▶ _PAGE EXTRACT_:
Trends of fruit and vegetable availability in neighbourhoods in Albany, NY, USA, 2003-2012.Public Health Nutr. 2015 Feb; 18(3):562-8.PH
To investigate a 9-year trend of fresh fruit and vegetable availability and factors associated with the net availability change in two contrasting neighbourhoods.
Longitudinal design. Data were collected in 2003, 2009 and 2012 through in-store observations. Fresh fruit and vegetable availability was presented by weight-adjusted counts of stores having designated varieties per 10 000 population.
A low-income minority neighbourhood and an adjacent middle-income racially mixed neighbourhood in Albany, NY, USA. These neighbourhoods became sites of fresh produce interventions after baseline data were collected.
A total of 111, 128 and 146 eligible food stores in respective years.
Fresh fruit availability (two or more varieties) increased in both neighbourhoods. Inventory expansion of existing stores and the convenience store intervention contributed to the significant increase (P for trend=0·04) of fresh fruit availability in the minority neighbourhood. Although not statistically significant (P>0·05), the availability of two or more dark-coloured fresh vegetables also increased in the mixed neighbourhood, but declined slightly in the minority neighbourhood. The secular (non-intervention) fresh vegetable availability rate ratio by neighbourhood reached 3·0 in 2012 (P<0·01). The net decline of fresh vegetable availability in the minority neighbourhood was primarily attributed to inventory reduction of existing stores.
Longitudinal observations revealed narrowed neighbourhood disparities of fresh fruit availability and widened gaps of fresh vegetable availability. Inventory shifts of existing stores impacted the net availability change more profoundly than store opening or closing in the minority neighbourhood. Findings support increasing the programme capacity of the convenience store intervention to address the fresh vegetable disparity.

▶ _DATASET RECORDS_:
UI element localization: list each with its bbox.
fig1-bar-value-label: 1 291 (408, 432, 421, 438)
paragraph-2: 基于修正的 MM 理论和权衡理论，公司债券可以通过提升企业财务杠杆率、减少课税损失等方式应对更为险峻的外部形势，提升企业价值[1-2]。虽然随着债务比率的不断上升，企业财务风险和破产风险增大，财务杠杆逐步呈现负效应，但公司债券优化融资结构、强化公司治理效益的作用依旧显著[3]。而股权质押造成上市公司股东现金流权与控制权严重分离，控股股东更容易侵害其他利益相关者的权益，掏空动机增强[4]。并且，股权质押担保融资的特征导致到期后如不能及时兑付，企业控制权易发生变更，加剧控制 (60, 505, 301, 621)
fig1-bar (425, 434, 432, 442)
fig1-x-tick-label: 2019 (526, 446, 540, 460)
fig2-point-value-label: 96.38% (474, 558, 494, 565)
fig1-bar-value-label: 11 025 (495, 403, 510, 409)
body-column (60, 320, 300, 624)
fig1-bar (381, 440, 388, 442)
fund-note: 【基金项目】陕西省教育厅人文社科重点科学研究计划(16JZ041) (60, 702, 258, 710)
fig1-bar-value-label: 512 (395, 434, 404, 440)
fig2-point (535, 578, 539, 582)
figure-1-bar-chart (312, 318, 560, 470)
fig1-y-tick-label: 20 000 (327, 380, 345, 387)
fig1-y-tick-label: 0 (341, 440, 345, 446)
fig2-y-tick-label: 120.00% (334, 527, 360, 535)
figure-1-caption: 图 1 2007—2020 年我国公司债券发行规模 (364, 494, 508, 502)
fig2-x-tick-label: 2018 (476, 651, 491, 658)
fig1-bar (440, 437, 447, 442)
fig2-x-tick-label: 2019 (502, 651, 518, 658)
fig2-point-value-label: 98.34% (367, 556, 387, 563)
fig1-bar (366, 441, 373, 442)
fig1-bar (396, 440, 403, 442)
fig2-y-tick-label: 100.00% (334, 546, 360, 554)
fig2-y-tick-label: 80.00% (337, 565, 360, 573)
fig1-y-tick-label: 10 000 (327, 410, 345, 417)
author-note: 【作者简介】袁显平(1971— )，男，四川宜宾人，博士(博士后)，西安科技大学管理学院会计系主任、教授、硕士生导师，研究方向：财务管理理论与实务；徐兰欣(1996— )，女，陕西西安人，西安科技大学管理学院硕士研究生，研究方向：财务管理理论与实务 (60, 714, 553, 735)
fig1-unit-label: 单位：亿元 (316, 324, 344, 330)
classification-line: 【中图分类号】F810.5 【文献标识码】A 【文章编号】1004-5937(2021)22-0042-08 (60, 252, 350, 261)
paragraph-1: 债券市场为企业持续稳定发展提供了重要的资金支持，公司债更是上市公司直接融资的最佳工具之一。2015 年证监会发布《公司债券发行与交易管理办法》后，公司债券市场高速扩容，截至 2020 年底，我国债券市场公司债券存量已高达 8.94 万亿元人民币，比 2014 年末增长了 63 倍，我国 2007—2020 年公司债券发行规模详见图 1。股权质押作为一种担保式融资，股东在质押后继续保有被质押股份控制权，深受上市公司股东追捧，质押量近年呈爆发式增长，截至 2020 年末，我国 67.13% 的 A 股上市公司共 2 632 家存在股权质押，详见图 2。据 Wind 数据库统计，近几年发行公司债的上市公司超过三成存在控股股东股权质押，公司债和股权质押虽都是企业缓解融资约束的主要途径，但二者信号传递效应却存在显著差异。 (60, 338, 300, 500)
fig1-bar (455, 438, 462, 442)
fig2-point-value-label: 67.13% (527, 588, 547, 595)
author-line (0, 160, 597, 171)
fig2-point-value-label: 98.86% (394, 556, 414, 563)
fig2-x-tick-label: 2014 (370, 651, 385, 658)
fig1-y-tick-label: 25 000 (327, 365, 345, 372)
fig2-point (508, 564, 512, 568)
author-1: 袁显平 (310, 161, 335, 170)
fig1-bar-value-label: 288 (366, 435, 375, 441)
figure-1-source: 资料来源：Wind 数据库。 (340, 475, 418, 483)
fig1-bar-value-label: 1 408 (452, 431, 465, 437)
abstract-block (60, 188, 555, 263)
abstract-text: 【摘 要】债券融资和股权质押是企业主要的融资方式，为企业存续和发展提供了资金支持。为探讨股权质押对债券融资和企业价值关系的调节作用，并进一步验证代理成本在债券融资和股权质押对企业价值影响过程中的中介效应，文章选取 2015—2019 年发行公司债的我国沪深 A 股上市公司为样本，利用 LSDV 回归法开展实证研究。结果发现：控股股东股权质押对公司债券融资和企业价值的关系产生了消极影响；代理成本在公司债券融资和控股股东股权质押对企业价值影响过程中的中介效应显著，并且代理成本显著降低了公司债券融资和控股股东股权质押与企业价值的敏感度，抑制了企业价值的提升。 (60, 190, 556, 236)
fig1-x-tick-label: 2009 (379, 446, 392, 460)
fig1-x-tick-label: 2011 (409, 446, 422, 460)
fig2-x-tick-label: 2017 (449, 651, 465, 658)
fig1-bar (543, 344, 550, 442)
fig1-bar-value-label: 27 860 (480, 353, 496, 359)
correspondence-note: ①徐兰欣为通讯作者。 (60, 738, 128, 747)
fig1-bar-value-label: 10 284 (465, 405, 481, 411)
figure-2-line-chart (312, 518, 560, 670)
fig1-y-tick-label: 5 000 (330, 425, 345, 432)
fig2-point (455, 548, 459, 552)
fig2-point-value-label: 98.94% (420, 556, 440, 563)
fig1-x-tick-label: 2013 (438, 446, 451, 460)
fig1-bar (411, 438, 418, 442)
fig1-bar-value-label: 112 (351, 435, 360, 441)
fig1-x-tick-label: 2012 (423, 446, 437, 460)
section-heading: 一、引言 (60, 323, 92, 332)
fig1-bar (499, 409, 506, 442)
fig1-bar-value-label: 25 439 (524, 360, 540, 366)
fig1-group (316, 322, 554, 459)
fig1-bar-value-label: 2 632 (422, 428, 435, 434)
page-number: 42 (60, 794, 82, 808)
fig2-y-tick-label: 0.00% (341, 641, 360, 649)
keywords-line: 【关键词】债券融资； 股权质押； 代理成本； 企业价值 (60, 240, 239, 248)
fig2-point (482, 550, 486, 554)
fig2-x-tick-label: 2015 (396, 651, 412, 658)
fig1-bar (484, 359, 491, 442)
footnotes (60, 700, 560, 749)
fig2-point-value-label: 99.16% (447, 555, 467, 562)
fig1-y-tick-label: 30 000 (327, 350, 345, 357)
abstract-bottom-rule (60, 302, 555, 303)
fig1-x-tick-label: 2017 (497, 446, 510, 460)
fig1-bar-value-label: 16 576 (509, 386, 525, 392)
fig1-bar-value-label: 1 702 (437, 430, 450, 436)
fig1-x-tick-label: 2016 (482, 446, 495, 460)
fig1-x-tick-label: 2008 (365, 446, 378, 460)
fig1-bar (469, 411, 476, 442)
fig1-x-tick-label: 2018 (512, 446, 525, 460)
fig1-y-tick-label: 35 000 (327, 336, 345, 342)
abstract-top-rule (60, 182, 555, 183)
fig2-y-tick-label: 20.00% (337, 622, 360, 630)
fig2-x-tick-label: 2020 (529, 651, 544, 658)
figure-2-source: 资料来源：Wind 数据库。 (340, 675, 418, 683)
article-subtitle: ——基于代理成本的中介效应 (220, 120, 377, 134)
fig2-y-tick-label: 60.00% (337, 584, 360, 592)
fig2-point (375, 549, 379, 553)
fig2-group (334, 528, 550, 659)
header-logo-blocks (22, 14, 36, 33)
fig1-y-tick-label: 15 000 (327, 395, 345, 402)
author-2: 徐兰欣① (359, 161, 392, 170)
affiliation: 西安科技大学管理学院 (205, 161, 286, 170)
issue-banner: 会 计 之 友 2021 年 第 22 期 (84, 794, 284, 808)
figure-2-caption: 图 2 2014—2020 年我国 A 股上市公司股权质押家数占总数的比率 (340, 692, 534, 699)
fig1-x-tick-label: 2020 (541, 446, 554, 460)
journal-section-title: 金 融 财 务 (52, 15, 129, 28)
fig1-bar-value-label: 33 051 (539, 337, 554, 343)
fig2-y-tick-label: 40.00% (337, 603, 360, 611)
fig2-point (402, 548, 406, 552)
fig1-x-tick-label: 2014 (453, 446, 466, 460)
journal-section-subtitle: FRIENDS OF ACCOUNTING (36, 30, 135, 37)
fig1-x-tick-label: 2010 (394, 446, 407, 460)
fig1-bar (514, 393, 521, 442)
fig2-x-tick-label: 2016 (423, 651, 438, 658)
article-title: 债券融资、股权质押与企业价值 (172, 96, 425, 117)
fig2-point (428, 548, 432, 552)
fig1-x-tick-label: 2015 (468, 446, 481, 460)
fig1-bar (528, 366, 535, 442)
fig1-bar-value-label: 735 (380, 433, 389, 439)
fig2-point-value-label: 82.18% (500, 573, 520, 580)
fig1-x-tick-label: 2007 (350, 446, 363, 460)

▶ _EXERCISE DESCRIPTION_:
According to the abstract on fruit and vegetable availability in Albany, what was the main cause of the net decline in fresh vegetable availability in the minority neighborhood? The entries are separate material with no connection to the abstract on fruit and vegetable availability in Albany.

▶ _REPLY_:
Inventory reduction of existing stores.